▶ **The exercise**
Please quote the material exactly, every line of it.

▶ **Materials provided**

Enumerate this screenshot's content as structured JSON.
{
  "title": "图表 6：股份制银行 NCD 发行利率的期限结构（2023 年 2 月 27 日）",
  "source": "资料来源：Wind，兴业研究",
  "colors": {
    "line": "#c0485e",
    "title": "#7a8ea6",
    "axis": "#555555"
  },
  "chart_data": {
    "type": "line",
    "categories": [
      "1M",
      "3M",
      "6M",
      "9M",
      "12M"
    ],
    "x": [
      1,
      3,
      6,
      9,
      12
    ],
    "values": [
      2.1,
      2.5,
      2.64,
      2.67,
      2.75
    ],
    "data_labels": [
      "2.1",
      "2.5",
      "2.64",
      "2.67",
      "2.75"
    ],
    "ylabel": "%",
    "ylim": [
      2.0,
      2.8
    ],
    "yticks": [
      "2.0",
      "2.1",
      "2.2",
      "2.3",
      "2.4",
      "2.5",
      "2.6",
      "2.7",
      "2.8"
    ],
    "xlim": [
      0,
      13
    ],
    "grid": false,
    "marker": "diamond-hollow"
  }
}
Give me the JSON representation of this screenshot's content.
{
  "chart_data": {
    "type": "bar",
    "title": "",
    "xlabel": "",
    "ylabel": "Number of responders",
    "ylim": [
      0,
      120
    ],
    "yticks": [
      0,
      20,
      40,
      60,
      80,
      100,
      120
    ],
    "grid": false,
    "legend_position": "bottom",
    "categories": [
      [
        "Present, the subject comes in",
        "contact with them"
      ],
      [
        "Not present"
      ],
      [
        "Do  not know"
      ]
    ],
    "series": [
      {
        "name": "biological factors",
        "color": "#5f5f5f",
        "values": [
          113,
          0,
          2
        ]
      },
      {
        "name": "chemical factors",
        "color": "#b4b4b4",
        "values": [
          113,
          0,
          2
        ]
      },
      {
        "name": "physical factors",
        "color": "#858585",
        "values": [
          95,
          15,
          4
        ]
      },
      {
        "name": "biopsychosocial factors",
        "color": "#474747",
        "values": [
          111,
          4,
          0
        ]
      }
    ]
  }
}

▶ **Exercise result**
Enumerate this screenshot's content as structured JSON.
{
  "title": "图表 6：股份制银行 NCD 发行利率的期限结构（2023 年 2 月 27 日）",
  "source": "资料来源：Wind，兴业研究",
  "colors": {
    "line": "#c0485e",
    "title": "#7a8ea6",
    "axis": "#555555"
  },
  "chart_data": {
    "type": "line",
    "categories": [
      "1M",
      "3M",
      "6M",
      "9M",
      "12M"
    ],
    "x": [
      1,
      3,
      6,
      9,
      12
    ],
    "values": [
      2.1,
      2.5,
      2.64,
      2.67,
      2.75
    ],
    "data_labels": [
      "2.1",
      "2.5",
      "2.64",
      "2.67",
      "2.75"
    ],
    "ylabel": "%",
    "ylim": [
      2.0,
      2.8
    ],
    "yticks": [
      "2.0",
      "2.1",
      "2.2",
      "2.3",
      "2.4",
      "2.5",
      "2.6",
      "2.7",
      "2.8"
    ],
    "xlim": [
      0,
      13
    ],
    "grid": false,
    "marker": "diamond-hollow"
  }
}
Give me the JSON representation of this screenshot's content.
{
  "chart_data": {
    "type": "bar",
    "title": "",
    "xlabel": "",
    "ylabel": "Number of responders",
    "ylim": [
      0,
      120
    ],
    "yticks": [
      0,
      20,
      40,
      60,
      80,
      100,
      120
    ],
    "grid": false,
    "legend_position": "bottom",
    "categories": [
      [
        "Present, the subject comes in",
        "contact with them"
      ],
      [
        "Not present"
      ],
      [
        "Do  not know"
      ]
    ],
    "series": [
      {
        "name": "biological factors",
        "color": "#5f5f5f",
        "values": [
          113,
          0,
          2
        ]
      },
      {
        "name": "chemical factors",
        "color": "#b4b4b4",
        "values": [
          113,
          0,
          2
        ]
      },
      {
        "name": "physical factors",
        "color": "#858585",
        "values": [
          95,
          15,
          4
        ]
      },
      {
        "name": "biopsychosocial factors",
        "color": "#474747",
        "values": [
          111,
          4,
          0
        ]
      }
    ]
  }
}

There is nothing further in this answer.